■ EXERCISE
Write out the listing beneath this instruction in its entirety, exactly as it reads.
───
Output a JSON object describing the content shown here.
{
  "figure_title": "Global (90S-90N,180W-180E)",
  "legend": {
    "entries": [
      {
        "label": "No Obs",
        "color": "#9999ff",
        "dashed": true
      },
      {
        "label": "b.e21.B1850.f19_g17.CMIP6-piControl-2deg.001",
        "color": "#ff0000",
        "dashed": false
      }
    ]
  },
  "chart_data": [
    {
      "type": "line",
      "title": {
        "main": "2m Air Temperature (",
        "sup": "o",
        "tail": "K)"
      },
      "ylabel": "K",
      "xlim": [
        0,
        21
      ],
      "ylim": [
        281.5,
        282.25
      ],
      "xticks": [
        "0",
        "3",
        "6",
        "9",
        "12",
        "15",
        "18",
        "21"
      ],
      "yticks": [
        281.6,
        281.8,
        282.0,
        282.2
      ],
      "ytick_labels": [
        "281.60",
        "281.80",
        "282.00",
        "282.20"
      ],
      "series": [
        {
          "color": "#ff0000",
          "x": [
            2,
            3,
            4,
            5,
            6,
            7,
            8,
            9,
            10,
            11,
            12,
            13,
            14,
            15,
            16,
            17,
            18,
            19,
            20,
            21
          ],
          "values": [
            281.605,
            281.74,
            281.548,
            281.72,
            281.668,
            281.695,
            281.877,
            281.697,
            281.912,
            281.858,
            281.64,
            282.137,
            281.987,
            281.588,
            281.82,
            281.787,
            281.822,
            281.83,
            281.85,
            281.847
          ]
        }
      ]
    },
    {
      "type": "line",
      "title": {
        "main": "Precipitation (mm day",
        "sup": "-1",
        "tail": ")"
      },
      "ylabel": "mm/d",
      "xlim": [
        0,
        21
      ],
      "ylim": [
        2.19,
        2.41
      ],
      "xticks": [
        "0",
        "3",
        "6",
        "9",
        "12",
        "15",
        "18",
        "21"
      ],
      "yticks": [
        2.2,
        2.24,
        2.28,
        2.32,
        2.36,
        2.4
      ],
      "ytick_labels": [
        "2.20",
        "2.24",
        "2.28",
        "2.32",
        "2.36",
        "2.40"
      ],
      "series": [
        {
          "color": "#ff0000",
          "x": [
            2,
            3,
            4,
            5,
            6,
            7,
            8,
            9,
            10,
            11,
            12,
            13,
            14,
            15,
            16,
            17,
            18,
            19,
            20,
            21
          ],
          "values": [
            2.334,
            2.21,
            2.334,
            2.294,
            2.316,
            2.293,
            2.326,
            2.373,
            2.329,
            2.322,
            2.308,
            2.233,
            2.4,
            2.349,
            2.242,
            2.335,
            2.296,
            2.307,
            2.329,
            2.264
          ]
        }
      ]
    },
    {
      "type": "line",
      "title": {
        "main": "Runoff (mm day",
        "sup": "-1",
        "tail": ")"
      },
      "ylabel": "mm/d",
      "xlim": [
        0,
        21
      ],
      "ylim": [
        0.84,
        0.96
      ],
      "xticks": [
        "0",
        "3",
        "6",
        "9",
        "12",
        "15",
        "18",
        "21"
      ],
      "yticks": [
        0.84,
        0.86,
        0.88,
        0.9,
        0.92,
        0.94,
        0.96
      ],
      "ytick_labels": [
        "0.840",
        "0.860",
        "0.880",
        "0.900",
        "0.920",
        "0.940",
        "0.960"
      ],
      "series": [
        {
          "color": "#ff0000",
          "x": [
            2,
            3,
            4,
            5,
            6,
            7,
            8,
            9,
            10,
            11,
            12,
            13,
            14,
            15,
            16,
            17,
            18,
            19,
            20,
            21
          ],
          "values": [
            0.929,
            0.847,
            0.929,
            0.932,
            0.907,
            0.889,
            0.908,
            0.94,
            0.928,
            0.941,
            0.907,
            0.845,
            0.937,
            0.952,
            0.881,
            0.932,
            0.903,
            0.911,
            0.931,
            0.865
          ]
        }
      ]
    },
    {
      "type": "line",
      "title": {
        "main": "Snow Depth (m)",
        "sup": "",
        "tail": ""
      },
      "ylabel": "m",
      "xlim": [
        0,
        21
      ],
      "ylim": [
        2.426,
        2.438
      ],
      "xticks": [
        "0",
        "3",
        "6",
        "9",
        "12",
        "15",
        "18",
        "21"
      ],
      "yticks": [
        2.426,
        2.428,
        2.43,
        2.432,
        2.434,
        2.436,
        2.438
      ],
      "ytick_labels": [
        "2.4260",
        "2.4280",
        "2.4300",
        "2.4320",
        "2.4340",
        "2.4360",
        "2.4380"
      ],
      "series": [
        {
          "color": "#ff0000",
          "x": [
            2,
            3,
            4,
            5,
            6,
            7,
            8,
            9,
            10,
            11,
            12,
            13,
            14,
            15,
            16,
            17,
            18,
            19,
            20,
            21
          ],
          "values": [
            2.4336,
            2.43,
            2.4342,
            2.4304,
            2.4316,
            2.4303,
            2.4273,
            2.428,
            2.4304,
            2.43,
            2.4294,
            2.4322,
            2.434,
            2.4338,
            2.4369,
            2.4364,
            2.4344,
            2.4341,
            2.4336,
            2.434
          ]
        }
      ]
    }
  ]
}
───
■ COMPLETE OUTPUT
Output a JSON object describing the content shown here.
{
  "figure_title": "Global (90S-90N,180W-180E)",
  "legend": {
    "entries": [
      {
        "label": "No Obs",
        "color": "#9999ff",
        "dashed": true
      },
      {
        "label": "b.e21.B1850.f19_g17.CMIP6-piControl-2deg.001",
        "color": "#ff0000",
        "dashed": false
      }
    ]
  },
  "chart_data": [
    {
      "type": "line",
      "title": {
        "main": "2m Air Temperature (",
        "sup": "o",
        "tail": "K)"
      },
      "ylabel": "K",
      "xlim": [
        0,
        21
      ],
      "ylim": [
        281.5,
        282.25
      ],
      "xticks": [
        "0",
        "3",
        "6",
        "9",
        "12",
        "15",
        "18",
        "21"
      ],
      "yticks": [
        281.6,
        281.8,
        282.0,
        282.2
      ],
      "ytick_labels": [
        "281.60",
        "281.80",
        "282.00",
        "282.20"
      ],
      "series": [
        {
          "color": "#ff0000",
          "x": [
            2,
            3,
            4,
            5,
            6,
            7,
            8,
            9,
            10,
            11,
            12,
            13,
            14,
            15,
            16,
            17,
            18,
            19,
            20,
            21
          ],
          "values": [
            281.605,
            281.74,
            281.548,
            281.72,
            281.668,
            281.695,
            281.877,
            281.697,
            281.912,
            281.858,
            281.64,
            282.137,
            281.987,
            281.588,
            281.82,
            281.787,
            281.822,
            281.83,
            281.85,
            281.847
          ]
        }
      ]
    },
    {
      "type": "line",
      "title": {
        "main": "Precipitation (mm day",
        "sup": "-1",
        "tail": ")"
      },
      "ylabel": "mm/d",
      "xlim": [
        0,
        21
      ],
      "ylim": [
        2.19,
        2.41
      ],
      "xticks": [
        "0",
        "3",
        "6",
        "9",
        "12",
        "15",
        "18",
        "21"
      ],
      "yticks": [
        2.2,
        2.24,
        2.28,
        2.32,
        2.36,
        2.4
      ],
      "ytick_labels": [
        "2.20",
        "2.24",
        "2.28",
        "2.32",
        "2.36",
        "2.40"
      ],
      "series": [
        {
          "color": "#ff0000",
          "x": [
            2,
            3,
            4,
            5,
            6,
            7,
            8,
            9,
            10,
            11,
            12,
            13,
            14,
            15,
            16,
            17,
            18,
            19,
            20,
            21
          ],
          "values": [
            2.334,
            2.21,
            2.334,
            2.294,
            2.316,
            2.293,
            2.326,
            2.373,
            2.329,
            2.322,
            2.308,
            2.233,
            2.4,
            2.349,
            2.242,
            2.335,
            2.296,
            2.307,
            2.329,
            2.264
          ]
        }
      ]
    },
    {
      "type": "line",
      "title": {
        "main": "Runoff (mm day",
        "sup": "-1",
        "tail": ")"
      },
      "ylabel": "mm/d",
      "xlim": [
        0,
        21
      ],
      "ylim": [
        0.84,
        0.96
      ],
      "xticks": [
        "0",
        "3",
        "6",
        "9",
        "12",
        "15",
        "18",
        "21"
      ],
      "yticks": [
        0.84,
        0.86,
        0.88,
        0.9,
        0.92,
        0.94,
        0.96
      ],
      "ytick_labels": [
        "0.840",
        "0.860",
        "0.880",
        "0.900",
        "0.920",
        "0.940",
        "0.960"
      ],
      "series": [
        {
          "color": "#ff0000",
          "x": [
            2,
            3,
            4,
            5,
            6,
            7,
            8,
            9,
            10,
            11,
            12,
            13,
            14,
            15,
            16,
            17,
            18,
            19,
            20,
            21
          ],
          "values": [
            0.929,
            0.847,
            0.929,
            0.932,
            0.907,
            0.889,
            0.908,
            0.94,
            0.928,
            0.941,
            0.907,
            0.845,
            0.937,
            0.952,
            0.881,
            0.932,
            0.903,
            0.911,
            0.931,
            0.865
          ]
        }
      ]
    },
    {
      "type": "line",
      "title": {
        "main": "Snow Depth (m)",
        "sup": "",
        "tail": ""
      },
      "ylabel": "m",
      "xlim": [
        0,
        21
      ],
      "ylim": [
        2.426,
        2.438
      ],
      "xticks": [
        "0",
        "3",
        "6",
        "9",
        "12",
        "15",
        "18",
        "21"
      ],
      "yticks": [
        2.426,
        2.428,
        2.43,
        2.432,
        2.434,
        2.436,
        2.438
      ],
      "ytick_labels": [
        "2.4260",
        "2.4280",
        "2.4300",
        "2.4320",
        "2.4340",
        "2.4360",
        "2.4380"
      ],
      "series": [
        {
          "color": "#ff0000",
          "x": [
            2,
            3,
            4,
            5,
            6,
            7,
            8,
            9,
            10,
            11,
            12,
            13,
            14,
            15,
            16,
            17,
            18,
            19,
            20,
            21
          ],
          "values": [
            2.4336,
            2.43,
            2.4342,
            2.4304,
            2.4316,
            2.4303,
            2.4273,
            2.428,
            2.4304,
            2.43,
            2.4294,
            2.4322,
            2.434,
            2.4338,
            2.4369,
            2.4364,
            2.4344,
            2.4341,
            2.4336,
            2.434
          ]
        }
      ]
    }
  ]
}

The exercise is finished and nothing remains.